Exercise goal. Copy each line that holds "Mezclador".
________________________
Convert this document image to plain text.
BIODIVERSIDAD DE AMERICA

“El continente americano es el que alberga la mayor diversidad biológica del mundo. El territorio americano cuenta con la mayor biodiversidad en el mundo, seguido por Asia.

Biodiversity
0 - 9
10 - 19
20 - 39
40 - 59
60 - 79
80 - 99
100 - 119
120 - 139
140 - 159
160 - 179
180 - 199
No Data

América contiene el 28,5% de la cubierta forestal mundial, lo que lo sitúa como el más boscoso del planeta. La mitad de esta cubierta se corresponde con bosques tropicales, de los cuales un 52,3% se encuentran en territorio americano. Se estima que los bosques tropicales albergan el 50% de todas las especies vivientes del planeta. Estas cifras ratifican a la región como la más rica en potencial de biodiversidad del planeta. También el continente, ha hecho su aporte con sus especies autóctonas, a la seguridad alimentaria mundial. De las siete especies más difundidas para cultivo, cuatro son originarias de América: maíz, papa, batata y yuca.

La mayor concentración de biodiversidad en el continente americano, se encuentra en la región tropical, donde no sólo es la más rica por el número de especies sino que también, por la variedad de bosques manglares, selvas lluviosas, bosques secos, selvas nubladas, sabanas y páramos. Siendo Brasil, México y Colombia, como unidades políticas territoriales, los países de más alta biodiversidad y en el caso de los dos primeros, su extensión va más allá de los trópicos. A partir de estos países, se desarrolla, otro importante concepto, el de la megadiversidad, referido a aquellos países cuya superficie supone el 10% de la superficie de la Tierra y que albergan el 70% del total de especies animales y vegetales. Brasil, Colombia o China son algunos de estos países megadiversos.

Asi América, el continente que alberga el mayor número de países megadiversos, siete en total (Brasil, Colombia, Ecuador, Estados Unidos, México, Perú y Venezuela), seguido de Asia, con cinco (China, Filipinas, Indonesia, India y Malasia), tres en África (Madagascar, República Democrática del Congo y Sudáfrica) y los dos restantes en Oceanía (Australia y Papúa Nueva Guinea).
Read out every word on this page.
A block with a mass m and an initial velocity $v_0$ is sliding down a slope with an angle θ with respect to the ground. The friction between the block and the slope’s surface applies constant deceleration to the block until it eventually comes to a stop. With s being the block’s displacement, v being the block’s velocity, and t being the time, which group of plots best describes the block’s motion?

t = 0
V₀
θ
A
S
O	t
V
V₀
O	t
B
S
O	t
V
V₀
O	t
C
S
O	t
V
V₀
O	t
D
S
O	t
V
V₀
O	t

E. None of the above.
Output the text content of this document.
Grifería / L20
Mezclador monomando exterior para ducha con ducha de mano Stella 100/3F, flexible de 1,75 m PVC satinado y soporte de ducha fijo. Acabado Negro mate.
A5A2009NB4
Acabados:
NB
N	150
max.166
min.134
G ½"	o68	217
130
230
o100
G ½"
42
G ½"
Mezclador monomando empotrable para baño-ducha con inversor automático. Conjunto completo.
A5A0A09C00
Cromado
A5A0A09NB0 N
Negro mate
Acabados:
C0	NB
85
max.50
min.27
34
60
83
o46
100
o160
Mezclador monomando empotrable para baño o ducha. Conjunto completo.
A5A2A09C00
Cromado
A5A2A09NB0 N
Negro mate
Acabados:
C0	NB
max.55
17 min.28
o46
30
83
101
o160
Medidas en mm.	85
________________________
Reply.
Mezclador monomando exterior para ducha con ducha de mano Stella 100/3F, flexible de 1,75 m PVC satinado y soporte de ducha fijo. Acabado Negro mate.
Mezclador monomando empotrable para baño-ducha con inversor automático. Conjunto completo.
Mezclador monomando empotrable para baño o ducha. Conjunto completo.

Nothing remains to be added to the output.